Stated exercise
State how many lines of the data contain the word "screenshot", and write nothing besides the number.

Stored data
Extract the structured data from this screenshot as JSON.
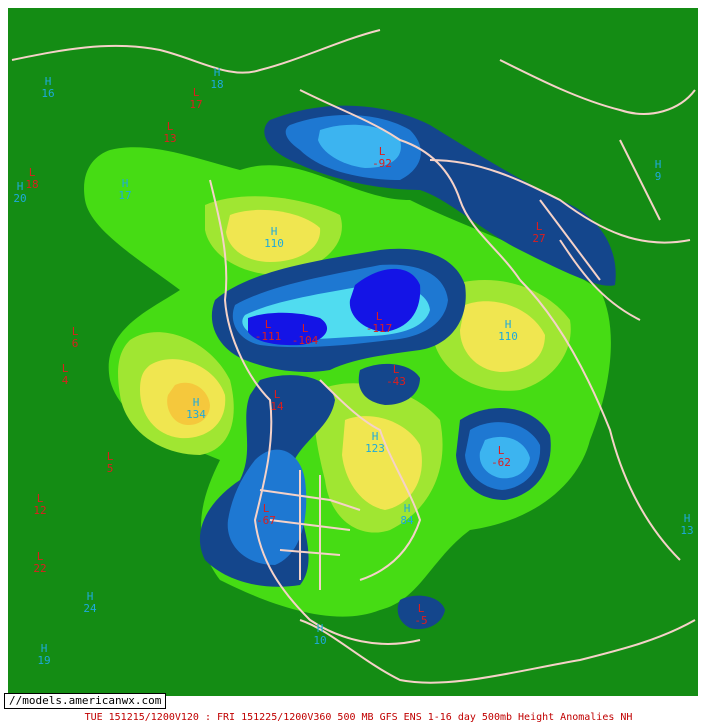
{
  "watermark": "//models.americanwx.com",
  "caption": "TUE 151215/1200V120 : FRI 151225/1200V360  500 MB GFS ENS 1-16 day 500mb Height Anomalies NH",
  "colors": {
    "background": "#148c14",
    "light_green": "#46dc14",
    "yellow_green": "#a0e632",
    "yellow": "#f0e650",
    "orange": "#f5c83c",
    "dark_blue": "#14468c",
    "mid_blue": "#1e78d2",
    "light_blue": "#3cb4f0",
    "cyan": "#50dcf0",
    "deep_blue": "#1414e6",
    "coastline": "#f5d2c8",
    "high_label": "#1eaadc",
    "low_label": "#dc1e1e"
  },
  "labels": [
    {
      "type": "H",
      "value": "110"
    },
    {
      "type": "H",
      "value": "134"
    },
    {
      "type": "H",
      "value": "123"
    },
    {
      "type": "H",
      "value": "110"
    },
    {
      "type": "H",
      "value": "84"
    },
    {
      "type": "L",
      "value": "-92"
    },
    {
      "type": "L",
      "value": "-111"
    },
    {
      "type": "L",
      "value": "-104"
    },
    {
      "type": "L",
      "value": "-117"
    },
    {
      "type": "L",
      "value": "-43"
    },
    {
      "type": "L",
      "value": "-62"
    },
    {
      "type": "L",
      "value": "-67"
    },
    {
      "type": "L",
      "value": "-5"
    },
    {
      "type": "L",
      "value": "14"
    },
    {
      "type": "L",
      "value": "17"
    },
    {
      "type": "L",
      "value": "27"
    },
    {
      "type": "L",
      "value": "18"
    },
    {
      "type": "L",
      "value": "13"
    },
    {
      "type": "L",
      "value": "6"
    },
    {
      "type": "L",
      "value": "4"
    },
    {
      "type": "L",
      "value": "5"
    },
    {
      "type": "L",
      "value": "12"
    },
    {
      "type": "L",
      "value": "22"
    },
    {
      "type": "H",
      "value": "24"
    },
    {
      "type": "H",
      "value": "16"
    },
    {
      "type": "H",
      "value": "18"
    },
    {
      "type": "H",
      "value": "20"
    },
    {
      "type": "H",
      "value": "17"
    },
    {
      "type": "H",
      "value": "13"
    },
    {
      "type": "H",
      "value": "19"
    },
    {
      "type": "H",
      "value": "10"
    },
    {
      "type": "H",
      "value": "9"
    }
  ]
}
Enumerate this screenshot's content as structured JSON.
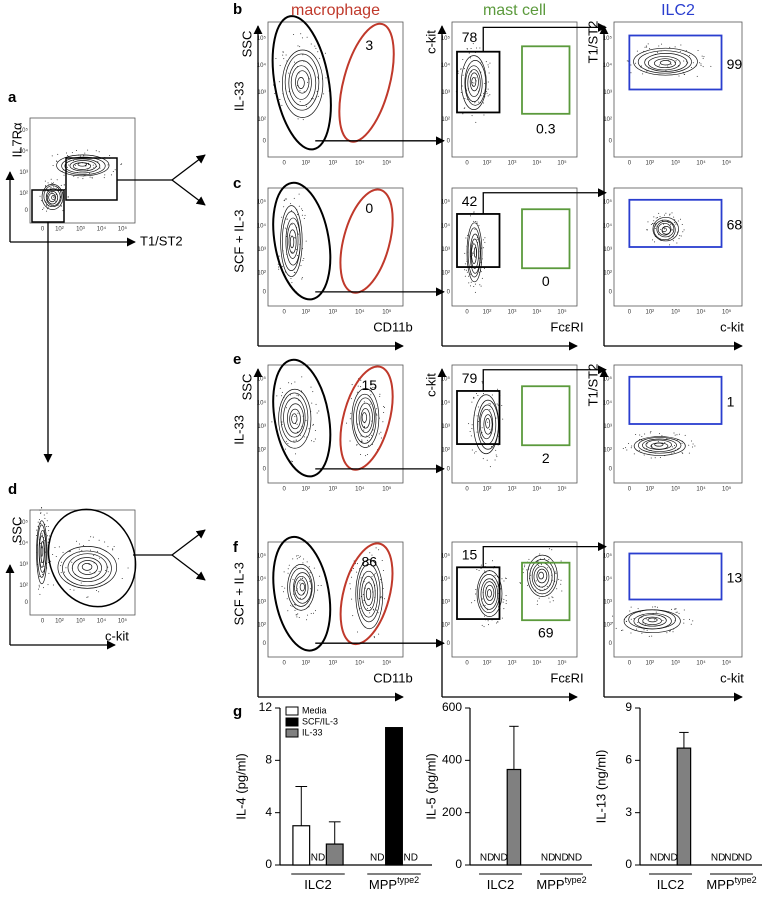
{
  "figure": {
    "panels": [
      "a",
      "b",
      "c",
      "d",
      "e",
      "f",
      "g"
    ],
    "columns": [
      "macrophage",
      "mast cell",
      "ILC2"
    ],
    "column_colors": [
      "#c0392b",
      "#5b9a3c",
      "#2a3ecf"
    ],
    "a": {
      "y_label": "IL7Rα",
      "x_label": "T1/ST2"
    },
    "d": {
      "y_label": "SSC",
      "x_label": "c-kit"
    },
    "x_labels": [
      "CD11b",
      "FcεRI",
      "c-kit"
    ],
    "ticks": [
      "0",
      "10²",
      "10³",
      "10⁴",
      "10⁵"
    ],
    "rows": [
      {
        "labels": [
          "SSC",
          "IL-33"
        ],
        "axis": [
          "c-kit",
          "T1/ST2"
        ],
        "gates": [
          "3",
          "78",
          "0.3",
          "99"
        ]
      },
      {
        "labels": [
          "SCF + IL-3"
        ],
        "gates": [
          "0",
          "42",
          "0",
          "68"
        ]
      },
      {
        "labels": [
          "SSC",
          "IL-33"
        ],
        "axis": [
          "c-kit",
          "T1/ST2"
        ],
        "gates": [
          "15",
          "79",
          "2",
          "1"
        ]
      },
      {
        "labels": [
          "SCF + IL-3"
        ],
        "gates": [
          "86",
          "15",
          "69",
          "13"
        ]
      }
    ]
  },
  "chart_data": [
    {
      "type": "bar",
      "ylabel": "IL-4 (pg/ml)",
      "categories": [
        "ILC2",
        "MPP"
      ],
      "category_sup": [
        null,
        "type2"
      ],
      "ylim": [
        0,
        12
      ],
      "yticks": [
        0,
        4,
        8,
        12
      ],
      "legend": true,
      "series": [
        {
          "name": "Media",
          "color": "#ffffff",
          "values": [
            3,
            null
          ],
          "errors": [
            3,
            null
          ],
          "value_labels": [
            null,
            "ND"
          ]
        },
        {
          "name": "SCF/IL-3",
          "color": "#000000",
          "values": [
            null,
            10.5
          ],
          "value_labels": [
            "ND",
            null
          ]
        },
        {
          "name": "IL-33",
          "color": "#808080",
          "values": [
            1.6,
            null
          ],
          "errors": [
            1.7,
            null
          ],
          "value_labels": [
            null,
            "ND"
          ]
        }
      ]
    },
    {
      "type": "bar",
      "ylabel": "IL-5 (pg/ml)",
      "categories": [
        "ILC2",
        "MPP"
      ],
      "category_sup": [
        null,
        "type2"
      ],
      "ylim": [
        0,
        600
      ],
      "yticks": [
        0,
        200,
        400,
        600
      ],
      "legend": false,
      "series": [
        {
          "color": "#ffffff",
          "values": [
            null,
            null
          ],
          "value_labels": [
            "ND",
            "ND"
          ]
        },
        {
          "color": "#000000",
          "values": [
            null,
            null
          ],
          "value_labels": [
            "ND",
            "ND"
          ]
        },
        {
          "color": "#808080",
          "values": [
            365,
            null
          ],
          "errors": [
            165,
            null
          ],
          "value_labels": [
            null,
            "ND"
          ]
        }
      ]
    },
    {
      "type": "bar",
      "ylabel": "IL-13 (ng/ml)",
      "categories": [
        "ILC2",
        "MPP"
      ],
      "category_sup": [
        null,
        "type2"
      ],
      "ylim": [
        0,
        9
      ],
      "yticks": [
        0,
        3,
        6,
        9
      ],
      "legend": false,
      "series": [
        {
          "color": "#ffffff",
          "values": [
            null,
            null
          ],
          "value_labels": [
            "ND",
            "ND"
          ]
        },
        {
          "color": "#000000",
          "values": [
            null,
            null
          ],
          "value_labels": [
            "ND",
            "ND"
          ]
        },
        {
          "color": "#808080",
          "values": [
            6.7,
            null
          ],
          "errors": [
            0.9,
            null
          ],
          "value_labels": [
            null,
            "ND"
          ]
        }
      ]
    }
  ]
}
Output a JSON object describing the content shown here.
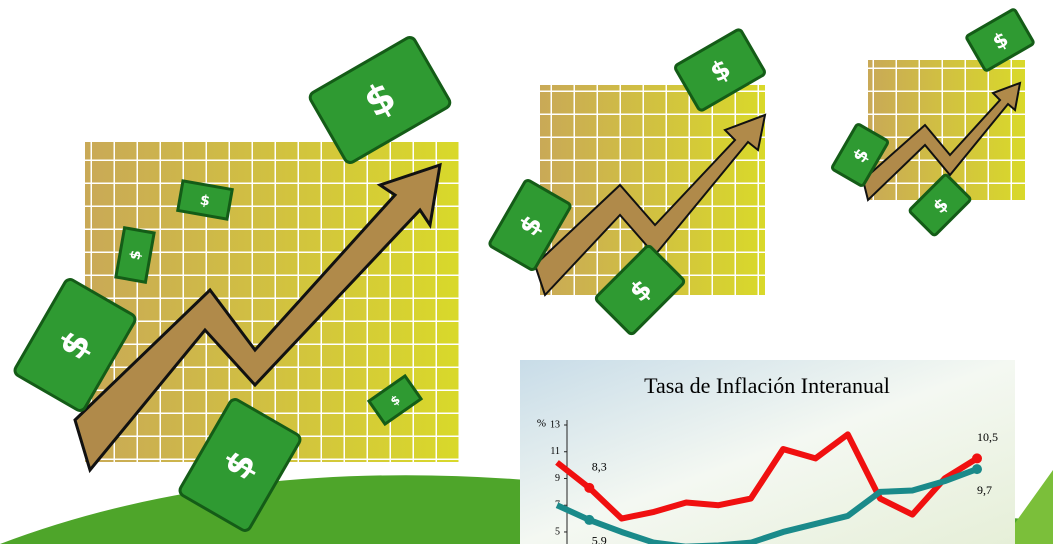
{
  "chart_data": {
    "type": "line",
    "title": "Tasa de Inflación Interanual",
    "y_unit": "%",
    "categories": [
      null,
      null,
      null,
      null,
      null,
      null,
      null,
      null,
      null,
      null,
      null,
      null,
      null,
      null
    ],
    "series": [
      {
        "color": "#f01010",
        "values": [
          10.2,
          8.3,
          6.0,
          6.5,
          7.2,
          7.0,
          7.5,
          11.2,
          10.5,
          12.3,
          7.5,
          6.3,
          9.0,
          10.5
        ],
        "value_labels": [
          null,
          "8,3",
          null,
          null,
          null,
          null,
          null,
          null,
          null,
          null,
          null,
          null,
          null,
          "10,5"
        ]
      },
      {
        "color": "#1a8a8a",
        "values": [
          7.0,
          5.9,
          5.0,
          4.2,
          3.9,
          4.0,
          4.2,
          5.0,
          5.6,
          6.2,
          8.0,
          8.1,
          8.8,
          9.7
        ],
        "value_labels": [
          null,
          "5,9",
          null,
          null,
          null,
          null,
          null,
          null,
          null,
          null,
          null,
          null,
          null,
          "9,7"
        ]
      }
    ],
    "ylim": [
      4.1,
      13
    ],
    "yticks": [
      5,
      7,
      9,
      11,
      13
    ]
  }
}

Response for this exercise
2